>> begin TASK MATERIAL

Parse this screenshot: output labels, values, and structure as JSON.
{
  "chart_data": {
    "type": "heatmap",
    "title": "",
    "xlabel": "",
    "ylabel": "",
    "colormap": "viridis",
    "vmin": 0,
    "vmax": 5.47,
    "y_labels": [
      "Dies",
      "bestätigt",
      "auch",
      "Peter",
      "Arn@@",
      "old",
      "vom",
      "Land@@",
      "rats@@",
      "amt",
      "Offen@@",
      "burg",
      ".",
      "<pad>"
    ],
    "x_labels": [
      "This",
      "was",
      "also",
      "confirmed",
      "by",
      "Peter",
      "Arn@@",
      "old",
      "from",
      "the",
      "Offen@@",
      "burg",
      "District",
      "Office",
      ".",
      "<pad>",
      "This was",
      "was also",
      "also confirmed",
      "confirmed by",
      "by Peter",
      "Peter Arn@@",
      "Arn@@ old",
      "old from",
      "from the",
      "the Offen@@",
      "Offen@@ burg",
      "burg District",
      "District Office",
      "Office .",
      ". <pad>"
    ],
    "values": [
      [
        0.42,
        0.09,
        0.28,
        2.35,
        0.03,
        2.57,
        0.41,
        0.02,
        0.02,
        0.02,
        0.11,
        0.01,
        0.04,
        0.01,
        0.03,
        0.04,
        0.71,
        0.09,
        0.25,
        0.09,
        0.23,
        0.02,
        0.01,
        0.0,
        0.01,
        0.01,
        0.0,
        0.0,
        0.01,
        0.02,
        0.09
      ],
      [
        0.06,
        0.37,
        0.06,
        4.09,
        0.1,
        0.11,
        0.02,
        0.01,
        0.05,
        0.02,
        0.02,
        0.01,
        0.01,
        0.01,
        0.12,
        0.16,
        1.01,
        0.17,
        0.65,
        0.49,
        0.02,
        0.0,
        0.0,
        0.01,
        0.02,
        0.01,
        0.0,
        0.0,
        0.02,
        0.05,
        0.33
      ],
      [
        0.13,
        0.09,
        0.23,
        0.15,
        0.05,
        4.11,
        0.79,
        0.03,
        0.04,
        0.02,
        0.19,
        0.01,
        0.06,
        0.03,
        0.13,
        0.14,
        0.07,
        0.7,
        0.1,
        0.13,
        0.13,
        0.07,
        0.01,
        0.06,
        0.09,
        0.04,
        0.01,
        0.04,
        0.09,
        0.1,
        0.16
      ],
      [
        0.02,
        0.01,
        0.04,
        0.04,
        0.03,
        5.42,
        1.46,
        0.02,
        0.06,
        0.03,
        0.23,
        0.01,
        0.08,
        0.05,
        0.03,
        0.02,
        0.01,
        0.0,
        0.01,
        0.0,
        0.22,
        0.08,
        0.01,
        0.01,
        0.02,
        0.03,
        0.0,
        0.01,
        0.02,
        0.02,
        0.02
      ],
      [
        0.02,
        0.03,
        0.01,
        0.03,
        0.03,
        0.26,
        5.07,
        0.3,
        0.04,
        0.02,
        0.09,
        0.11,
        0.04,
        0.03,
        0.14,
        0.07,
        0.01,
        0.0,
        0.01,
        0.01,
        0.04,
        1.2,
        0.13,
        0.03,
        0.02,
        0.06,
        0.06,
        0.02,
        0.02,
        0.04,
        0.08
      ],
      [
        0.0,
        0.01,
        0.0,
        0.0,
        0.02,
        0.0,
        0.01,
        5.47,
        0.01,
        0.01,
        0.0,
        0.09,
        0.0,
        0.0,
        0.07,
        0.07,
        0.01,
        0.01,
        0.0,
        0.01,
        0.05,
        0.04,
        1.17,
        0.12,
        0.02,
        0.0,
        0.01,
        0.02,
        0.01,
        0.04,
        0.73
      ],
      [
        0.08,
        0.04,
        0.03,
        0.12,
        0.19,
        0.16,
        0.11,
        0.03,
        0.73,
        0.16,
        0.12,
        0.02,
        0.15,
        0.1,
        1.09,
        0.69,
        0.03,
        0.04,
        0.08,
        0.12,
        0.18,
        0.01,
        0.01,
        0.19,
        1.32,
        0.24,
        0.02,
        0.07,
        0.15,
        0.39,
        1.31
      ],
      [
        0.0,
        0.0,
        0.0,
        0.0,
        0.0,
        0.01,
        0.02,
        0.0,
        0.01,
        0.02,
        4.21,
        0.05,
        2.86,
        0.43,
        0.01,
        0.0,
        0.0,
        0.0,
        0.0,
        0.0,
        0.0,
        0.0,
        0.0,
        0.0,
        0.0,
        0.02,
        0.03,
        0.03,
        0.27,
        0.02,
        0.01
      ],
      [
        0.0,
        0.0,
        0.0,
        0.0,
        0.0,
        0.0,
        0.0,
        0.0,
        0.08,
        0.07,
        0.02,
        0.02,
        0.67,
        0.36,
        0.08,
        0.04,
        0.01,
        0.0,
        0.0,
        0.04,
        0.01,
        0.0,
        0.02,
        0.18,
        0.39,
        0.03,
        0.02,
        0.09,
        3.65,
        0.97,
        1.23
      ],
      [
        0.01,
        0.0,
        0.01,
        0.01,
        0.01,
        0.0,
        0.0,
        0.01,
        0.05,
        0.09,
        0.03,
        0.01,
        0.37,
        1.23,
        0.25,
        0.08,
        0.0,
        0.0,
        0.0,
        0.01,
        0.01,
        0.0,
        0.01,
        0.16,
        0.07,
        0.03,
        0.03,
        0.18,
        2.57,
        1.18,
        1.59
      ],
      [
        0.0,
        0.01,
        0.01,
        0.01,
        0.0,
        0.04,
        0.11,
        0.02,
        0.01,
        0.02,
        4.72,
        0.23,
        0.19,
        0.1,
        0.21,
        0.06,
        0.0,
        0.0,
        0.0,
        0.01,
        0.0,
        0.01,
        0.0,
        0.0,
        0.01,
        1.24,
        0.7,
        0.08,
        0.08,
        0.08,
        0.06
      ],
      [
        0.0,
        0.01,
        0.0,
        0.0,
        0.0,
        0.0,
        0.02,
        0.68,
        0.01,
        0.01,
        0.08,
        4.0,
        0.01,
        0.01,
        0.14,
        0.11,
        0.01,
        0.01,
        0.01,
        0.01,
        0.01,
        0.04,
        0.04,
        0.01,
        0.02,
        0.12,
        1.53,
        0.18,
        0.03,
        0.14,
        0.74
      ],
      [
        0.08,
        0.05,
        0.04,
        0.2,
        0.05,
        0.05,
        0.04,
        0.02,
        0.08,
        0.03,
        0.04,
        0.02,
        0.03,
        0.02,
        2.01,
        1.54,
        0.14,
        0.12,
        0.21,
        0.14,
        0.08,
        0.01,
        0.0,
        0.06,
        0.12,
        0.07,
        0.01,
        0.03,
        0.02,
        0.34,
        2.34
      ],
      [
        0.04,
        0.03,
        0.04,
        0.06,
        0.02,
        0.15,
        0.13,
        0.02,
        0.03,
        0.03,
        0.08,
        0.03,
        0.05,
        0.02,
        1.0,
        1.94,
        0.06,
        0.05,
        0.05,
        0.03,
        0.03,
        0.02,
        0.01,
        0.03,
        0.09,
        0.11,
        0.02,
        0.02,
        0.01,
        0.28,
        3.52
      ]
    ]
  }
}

>> end TASK MATERIAL

**WHAT IS NEEDED:** Reproduce all of the entries word for word.

**SOLUTION TO THIS PROBLEM:**
Parse this screenshot: output labels, values, and structure as JSON.
{
  "chart_data": {
    "type": "heatmap",
    "title": "",
    "xlabel": "",
    "ylabel": "",
    "colormap": "viridis",
    "vmin": 0,
    "vmax": 5.47,
    "y_labels": [
      "Dies",
      "bestätigt",
      "auch",
      "Peter",
      "Arn@@",
      "old",
      "vom",
      "Land@@",
      "rats@@",
      "amt",
      "Offen@@",
      "burg",
      ".",
      "<pad>"
    ],
    "x_labels": [
      "This",
      "was",
      "also",
      "confirmed",
      "by",
      "Peter",
      "Arn@@",
      "old",
      "from",
      "the",
      "Offen@@",
      "burg",
      "District",
      "Office",
      ".",
      "<pad>",
      "This was",
      "was also",
      "also confirmed",
      "confirmed by",
      "by Peter",
      "Peter Arn@@",
      "Arn@@ old",
      "old from",
      "from the",
      "the Offen@@",
      "Offen@@ burg",
      "burg District",
      "District Office",
      "Office .",
      ". <pad>"
    ],
    "values": [
      [
        0.42,
        0.09,
        0.28,
        2.35,
        0.03,
        2.57,
        0.41,
        0.02,
        0.02,
        0.02,
        0.11,
        0.01,
        0.04,
        0.01,
        0.03,
        0.04,
        0.71,
        0.09,
        0.25,
        0.09,
        0.23,
        0.02,
        0.01,
        0.0,
        0.01,
        0.01,
        0.0,
        0.0,
        0.01,
        0.02,
        0.09
      ],
      [
        0.06,
        0.37,
        0.06,
        4.09,
        0.1,
        0.11,
        0.02,
        0.01,
        0.05,
        0.02,
        0.02,
        0.01,
        0.01,
        0.01,
        0.12,
        0.16,
        1.01,
        0.17,
        0.65,
        0.49,
        0.02,
        0.0,
        0.0,
        0.01,
        0.02,
        0.01,
        0.0,
        0.0,
        0.02,
        0.05,
        0.33
      ],
      [
        0.13,
        0.09,
        0.23,
        0.15,
        0.05,
        4.11,
        0.79,
        0.03,
        0.04,
        0.02,
        0.19,
        0.01,
        0.06,
        0.03,
        0.13,
        0.14,
        0.07,
        0.7,
        0.1,
        0.13,
        0.13,
        0.07,
        0.01,
        0.06,
        0.09,
        0.04,
        0.01,
        0.04,
        0.09,
        0.1,
        0.16
      ],
      [
        0.02,
        0.01,
        0.04,
        0.04,
        0.03,
        5.42,
        1.46,
        0.02,
        0.06,
        0.03,
        0.23,
        0.01,
        0.08,
        0.05,
        0.03,
        0.02,
        0.01,
        0.0,
        0.01,
        0.0,
        0.22,
        0.08,
        0.01,
        0.01,
        0.02,
        0.03,
        0.0,
        0.01,
        0.02,
        0.02,
        0.02
      ],
      [
        0.02,
        0.03,
        0.01,
        0.03,
        0.03,
        0.26,
        5.07,
        0.3,
        0.04,
        0.02,
        0.09,
        0.11,
        0.04,
        0.03,
        0.14,
        0.07,
        0.01,
        0.0,
        0.01,
        0.01,
        0.04,
        1.2,
        0.13,
        0.03,
        0.02,
        0.06,
        0.06,
        0.02,
        0.02,
        0.04,
        0.08
      ],
      [
        0.0,
        0.01,
        0.0,
        0.0,
        0.02,
        0.0,
        0.01,
        5.47,
        0.01,
        0.01,
        0.0,
        0.09,
        0.0,
        0.0,
        0.07,
        0.07,
        0.01,
        0.01,
        0.0,
        0.01,
        0.05,
        0.04,
        1.17,
        0.12,
        0.02,
        0.0,
        0.01,
        0.02,
        0.01,
        0.04,
        0.73
      ],
      [
        0.08,
        0.04,
        0.03,
        0.12,
        0.19,
        0.16,
        0.11,
        0.03,
        0.73,
        0.16,
        0.12,
        0.02,
        0.15,
        0.1,
        1.09,
        0.69,
        0.03,
        0.04,
        0.08,
        0.12,
        0.18,
        0.01,
        0.01,
        0.19,
        1.32,
        0.24,
        0.02,
        0.07,
        0.15,
        0.39,
        1.31
      ],
      [
        0.0,
        0.0,
        0.0,
        0.0,
        0.0,
        0.01,
        0.02,
        0.0,
        0.01,
        0.02,
        4.21,
        0.05,
        2.86,
        0.43,
        0.01,
        0.0,
        0.0,
        0.0,
        0.0,
        0.0,
        0.0,
        0.0,
        0.0,
        0.0,
        0.0,
        0.02,
        0.03,
        0.03,
        0.27,
        0.02,
        0.01
      ],
      [
        0.0,
        0.0,
        0.0,
        0.0,
        0.0,
        0.0,
        0.0,
        0.0,
        0.08,
        0.07,
        0.02,
        0.02,
        0.67,
        0.36,
        0.08,
        0.04,
        0.01,
        0.0,
        0.0,
        0.04,
        0.01,
        0.0,
        0.02,
        0.18,
        0.39,
        0.03,
        0.02,
        0.09,
        3.65,
        0.97,
        1.23
      ],
      [
        0.01,
        0.0,
        0.01,
        0.01,
        0.01,
        0.0,
        0.0,
        0.01,
        0.05,
        0.09,
        0.03,
        0.01,
        0.37,
        1.23,
        0.25,
        0.08,
        0.0,
        0.0,
        0.0,
        0.01,
        0.01,
        0.0,
        0.01,
        0.16,
        0.07,
        0.03,
        0.03,
        0.18,
        2.57,
        1.18,
        1.59
      ],
      [
        0.0,
        0.01,
        0.01,
        0.01,
        0.0,
        0.04,
        0.11,
        0.02,
        0.01,
        0.02,
        4.72,
        0.23,
        0.19,
        0.1,
        0.21,
        0.06,
        0.0,
        0.0,
        0.0,
        0.01,
        0.0,
        0.01,
        0.0,
        0.0,
        0.01,
        1.24,
        0.7,
        0.08,
        0.08,
        0.08,
        0.06
      ],
      [
        0.0,
        0.01,
        0.0,
        0.0,
        0.0,
        0.0,
        0.02,
        0.68,
        0.01,
        0.01,
        0.08,
        4.0,
        0.01,
        0.01,
        0.14,
        0.11,
        0.01,
        0.01,
        0.01,
        0.01,
        0.01,
        0.04,
        0.04,
        0.01,
        0.02,
        0.12,
        1.53,
        0.18,
        0.03,
        0.14,
        0.74
      ],
      [
        0.08,
        0.05,
        0.04,
        0.2,
        0.05,
        0.05,
        0.04,
        0.02,
        0.08,
        0.03,
        0.04,
        0.02,
        0.03,
        0.02,
        2.01,
        1.54,
        0.14,
        0.12,
        0.21,
        0.14,
        0.08,
        0.01,
        0.0,
        0.06,
        0.12,
        0.07,
        0.01,
        0.03,
        0.02,
        0.34,
        2.34
      ],
      [
        0.04,
        0.03,
        0.04,
        0.06,
        0.02,
        0.15,
        0.13,
        0.02,
        0.03,
        0.03,
        0.08,
        0.03,
        0.05,
        0.02,
        1.0,
        1.94,
        0.06,
        0.05,
        0.05,
        0.03,
        0.03,
        0.02,
        0.01,
        0.03,
        0.09,
        0.11,
        0.02,
        0.02,
        0.01,
        0.28,
        3.52
      ]
    ]
  }
}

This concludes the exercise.